> Stated task: Output every line exactly as written. Leave out pictures.
******
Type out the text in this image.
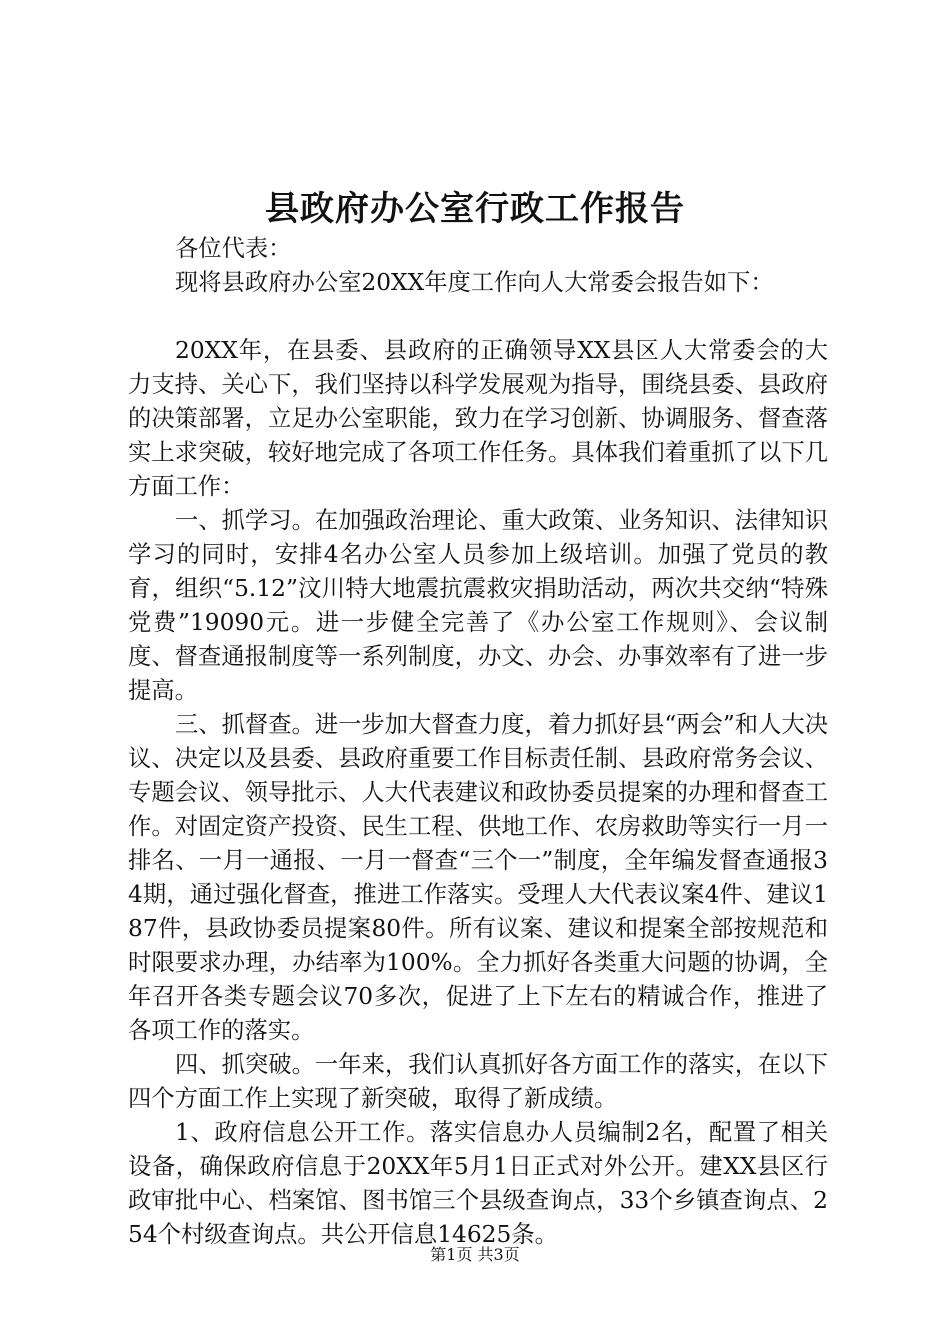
县政府办公室行政工作报告

各位代表：

现将县政府办公室20XX年度工作向人大常委会报告如下：

20XX年，在县委、县政府的正确领导XX县区人大常委会的大力支持、关心下，我们坚持以科学发展观为指导，围绕县委、县政府的决策部署，立足办公室职能，致力在学习创新、协调服务、督查落实上求突破，较好地完成了各项工作任务。具体我们着重抓了以下几方面工作：

一、抓学习。在加强政治理论、重大政策、业务知识、法律知识学习的同时，安排4名办公室人员参加上级培训。加强了党员的教育，组织“5.12”汶川特大地震抗震救灾捐助活动，两次共交纳“特殊党费”19090元。进一步健全完善了《办公室工作规则》、会议制度、督查通报制度等一系列制度，办文、办会、办事效率有了进一步提高。

三、抓督查。进一步加大督查力度，着力抓好县“两会”和人大决议、决定以及县委、县政府重要工作目标责任制、县政府常务会议、专题会议、领导批示、人大代表建议和政协委员提案的办理和督查工作。对固定资产投资、民生工程、供地工作、农房救助等实行一月一排名、一月一通报、一月一督查“三个一”制度，全年编发督查通报34期，通过强化督查，推进工作落实。受理人大代表议案4件、建议187件，县政协委员提案80件。所有议案、建议和提案全部按规范和时限要求办理，办结率为100%。全力抓好各类重大问题的协调，全年召开各类专题会议70多次，促进了上下左右的精诚合作，推进了各项工作的落实。

四、抓突破。一年来，我们认真抓好各方面工作的落实，在以下四个方面工作上实现了新突破，取得了新成绩。

1、政府信息公开工作。落实信息办人员编制2名，配置了相关设备，确保政府信息于20XX年5月1日正式对外公开。建XX县区行政审批中心、档案馆、图书馆三个县级查询点，33个乡镇查询点、254个村级查询点。共公开信息14625条。

第1页 共3页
******
> The reply:
Type out the text in this image.
县政府办公室行政工作报告

各位代表：

现将县政府办公室20XX年度工作向人大常委会报告如下：

20XX年，在县委、县政府的正确领导XX县区人大常委会的大力支持、关心下，我们坚持以科学发展观为指导，围绕县委、县政府的决策部署，立足办公室职能，致力在学习创新、协调服务、督查落实上求突破，较好地完成了各项工作任务。具体我们着重抓了以下几方面工作：

一、抓学习。在加强政治理论、重大政策、业务知识、法律知识学习的同时，安排4名办公室人员参加上级培训。加强了党员的教育，组织“5.12”汶川特大地震抗震救灾捐助活动，两次共交纳“特殊党费”19090元。进一步健全完善了《办公室工作规则》、会议制度、督查通报制度等一系列制度，办文、办会、办事效率有了进一步提高。

三、抓督查。进一步加大督查力度，着力抓好县“两会”和人大决议、决定以及县委、县政府重要工作目标责任制、县政府常务会议、专题会议、领导批示、人大代表建议和政协委员提案的办理和督查工作。对固定资产投资、民生工程、供地工作、农房救助等实行一月一排名、一月一通报、一月一督查“三个一”制度，全年编发督查通报34期，通过强化督查，推进工作落实。受理人大代表议案4件、建议187件，县政协委员提案80件。所有议案、建议和提案全部按规范和时限要求办理，办结率为100%。全力抓好各类重大问题的协调，全年召开各类专题会议70多次，促进了上下左右的精诚合作，推进了各项工作的落实。

四、抓突破。一年来，我们认真抓好各方面工作的落实，在以下四个方面工作上实现了新突破，取得了新成绩。

1、政府信息公开工作。落实信息办人员编制2名，配置了相关设备，确保政府信息于20XX年5月1日正式对外公开。建XX县区行政审批中心、档案馆、图书馆三个县级查询点，33个乡镇查询点、254个村级查询点。共公开信息14625条。

第1页 共3页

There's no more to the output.